**MATERIAL FOR THIS EXERCISE**
'''

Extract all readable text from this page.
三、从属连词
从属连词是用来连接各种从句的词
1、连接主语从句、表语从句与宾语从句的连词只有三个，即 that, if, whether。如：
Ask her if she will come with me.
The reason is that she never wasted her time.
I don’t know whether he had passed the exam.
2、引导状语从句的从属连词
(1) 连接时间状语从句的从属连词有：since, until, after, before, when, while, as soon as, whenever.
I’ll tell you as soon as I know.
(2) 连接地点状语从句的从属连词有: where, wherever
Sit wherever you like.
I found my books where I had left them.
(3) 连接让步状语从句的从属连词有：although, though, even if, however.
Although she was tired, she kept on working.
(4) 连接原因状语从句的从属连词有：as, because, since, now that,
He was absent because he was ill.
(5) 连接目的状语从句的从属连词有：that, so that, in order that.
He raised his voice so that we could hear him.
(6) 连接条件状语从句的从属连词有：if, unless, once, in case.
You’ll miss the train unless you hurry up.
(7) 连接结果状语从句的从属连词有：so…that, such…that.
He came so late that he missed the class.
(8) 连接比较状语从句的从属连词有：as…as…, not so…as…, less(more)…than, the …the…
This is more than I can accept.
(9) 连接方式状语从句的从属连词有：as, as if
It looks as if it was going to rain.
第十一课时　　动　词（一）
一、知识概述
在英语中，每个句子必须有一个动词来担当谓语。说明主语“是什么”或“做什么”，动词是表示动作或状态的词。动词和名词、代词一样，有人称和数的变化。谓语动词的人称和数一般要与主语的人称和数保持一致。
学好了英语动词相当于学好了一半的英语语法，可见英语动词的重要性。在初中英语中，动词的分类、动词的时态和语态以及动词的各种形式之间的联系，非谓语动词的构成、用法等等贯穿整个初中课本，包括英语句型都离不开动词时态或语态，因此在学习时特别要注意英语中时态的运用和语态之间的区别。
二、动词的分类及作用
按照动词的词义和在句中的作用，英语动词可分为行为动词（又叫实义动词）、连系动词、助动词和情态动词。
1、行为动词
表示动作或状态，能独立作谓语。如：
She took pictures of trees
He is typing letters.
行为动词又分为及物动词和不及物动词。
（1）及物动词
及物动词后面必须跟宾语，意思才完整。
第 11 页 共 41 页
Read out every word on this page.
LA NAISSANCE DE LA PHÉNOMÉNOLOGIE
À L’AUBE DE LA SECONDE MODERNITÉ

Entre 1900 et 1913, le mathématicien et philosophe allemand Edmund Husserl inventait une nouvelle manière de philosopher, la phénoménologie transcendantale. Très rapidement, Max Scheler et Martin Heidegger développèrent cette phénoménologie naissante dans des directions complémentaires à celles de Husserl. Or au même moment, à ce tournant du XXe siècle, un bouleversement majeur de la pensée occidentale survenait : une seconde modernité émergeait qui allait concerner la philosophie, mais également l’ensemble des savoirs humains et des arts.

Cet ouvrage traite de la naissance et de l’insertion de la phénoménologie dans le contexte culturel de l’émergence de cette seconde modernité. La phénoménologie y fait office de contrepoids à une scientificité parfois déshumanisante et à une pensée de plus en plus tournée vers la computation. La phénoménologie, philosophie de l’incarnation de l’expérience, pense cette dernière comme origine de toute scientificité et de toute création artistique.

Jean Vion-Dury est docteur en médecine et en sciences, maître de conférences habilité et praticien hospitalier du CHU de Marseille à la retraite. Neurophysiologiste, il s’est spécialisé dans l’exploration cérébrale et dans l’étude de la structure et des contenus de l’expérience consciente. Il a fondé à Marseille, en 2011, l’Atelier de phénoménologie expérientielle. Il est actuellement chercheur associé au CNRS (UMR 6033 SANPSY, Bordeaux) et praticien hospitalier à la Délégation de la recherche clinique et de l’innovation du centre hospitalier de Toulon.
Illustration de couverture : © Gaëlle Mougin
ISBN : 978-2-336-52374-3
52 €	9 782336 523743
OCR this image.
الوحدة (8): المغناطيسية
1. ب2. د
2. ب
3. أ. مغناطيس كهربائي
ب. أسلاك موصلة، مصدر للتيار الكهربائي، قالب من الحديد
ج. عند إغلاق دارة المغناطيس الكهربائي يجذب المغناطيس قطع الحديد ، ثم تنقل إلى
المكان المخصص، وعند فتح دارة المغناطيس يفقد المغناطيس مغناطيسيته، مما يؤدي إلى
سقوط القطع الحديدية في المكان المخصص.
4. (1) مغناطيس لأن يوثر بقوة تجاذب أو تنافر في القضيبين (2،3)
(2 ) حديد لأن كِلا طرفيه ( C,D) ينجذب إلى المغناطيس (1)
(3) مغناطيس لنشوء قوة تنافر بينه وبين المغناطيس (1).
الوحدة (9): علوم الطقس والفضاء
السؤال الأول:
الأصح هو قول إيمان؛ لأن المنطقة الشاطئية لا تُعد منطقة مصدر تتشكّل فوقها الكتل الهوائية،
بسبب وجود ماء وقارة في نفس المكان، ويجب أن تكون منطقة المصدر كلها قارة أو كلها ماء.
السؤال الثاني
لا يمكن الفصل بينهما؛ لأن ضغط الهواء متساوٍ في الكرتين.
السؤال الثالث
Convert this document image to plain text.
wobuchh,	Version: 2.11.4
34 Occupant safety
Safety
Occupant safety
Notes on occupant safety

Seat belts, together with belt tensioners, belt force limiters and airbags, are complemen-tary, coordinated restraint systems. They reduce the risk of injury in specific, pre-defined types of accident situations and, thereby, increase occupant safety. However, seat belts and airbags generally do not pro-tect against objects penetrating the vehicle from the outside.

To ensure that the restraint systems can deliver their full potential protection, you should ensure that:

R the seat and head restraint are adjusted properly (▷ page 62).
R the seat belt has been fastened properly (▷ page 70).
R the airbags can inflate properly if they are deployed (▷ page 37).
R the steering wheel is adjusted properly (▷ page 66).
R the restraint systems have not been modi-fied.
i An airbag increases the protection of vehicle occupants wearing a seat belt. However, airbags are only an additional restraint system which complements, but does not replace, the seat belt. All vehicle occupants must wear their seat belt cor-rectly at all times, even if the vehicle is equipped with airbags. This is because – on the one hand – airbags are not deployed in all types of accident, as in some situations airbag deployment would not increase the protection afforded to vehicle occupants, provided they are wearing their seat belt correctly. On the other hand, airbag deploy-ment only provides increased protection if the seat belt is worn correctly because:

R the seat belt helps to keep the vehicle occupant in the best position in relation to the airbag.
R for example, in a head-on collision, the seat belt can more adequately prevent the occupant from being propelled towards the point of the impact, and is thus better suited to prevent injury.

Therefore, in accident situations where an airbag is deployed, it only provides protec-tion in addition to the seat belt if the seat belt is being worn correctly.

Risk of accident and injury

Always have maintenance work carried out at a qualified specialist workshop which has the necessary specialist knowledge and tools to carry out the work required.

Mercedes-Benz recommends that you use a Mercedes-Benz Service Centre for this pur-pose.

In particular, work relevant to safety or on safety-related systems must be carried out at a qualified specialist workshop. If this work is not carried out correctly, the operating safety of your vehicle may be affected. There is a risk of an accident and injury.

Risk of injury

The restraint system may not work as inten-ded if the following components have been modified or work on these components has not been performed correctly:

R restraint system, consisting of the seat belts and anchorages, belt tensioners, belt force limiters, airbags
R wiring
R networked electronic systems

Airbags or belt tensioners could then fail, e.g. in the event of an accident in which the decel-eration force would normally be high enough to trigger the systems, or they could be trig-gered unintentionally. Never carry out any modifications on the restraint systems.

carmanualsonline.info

'''

**EXERCISE REQUIREMENTS**
Gather each line from the entries above that includes the word "must".

**FINISHED ANSWER**
i An airbag increases the protection of vehicle occupants wearing a seat belt. However, airbags are only an additional restraint system which complements, but does not replace, the seat belt. All vehicle occupants must wear their seat belt cor-rectly at all times, even if the vehicle is equipped with airbags. This is because – on the one hand – airbags are not deployed in all types of accident, as in some situations airbag deployment would not increase the protection afforded to vehicle occupants, provided they are wearing their seat belt correctly. On the other hand, airbag deploy-ment only provides increased protection if the seat belt is worn correctly because:
In particular, work relevant to safety or on safety-related systems must be carried out at a qualified specialist workshop. If this work is not carried out correctly, the operating safety of your vehicle may be affected. There is a risk of an accident and injury.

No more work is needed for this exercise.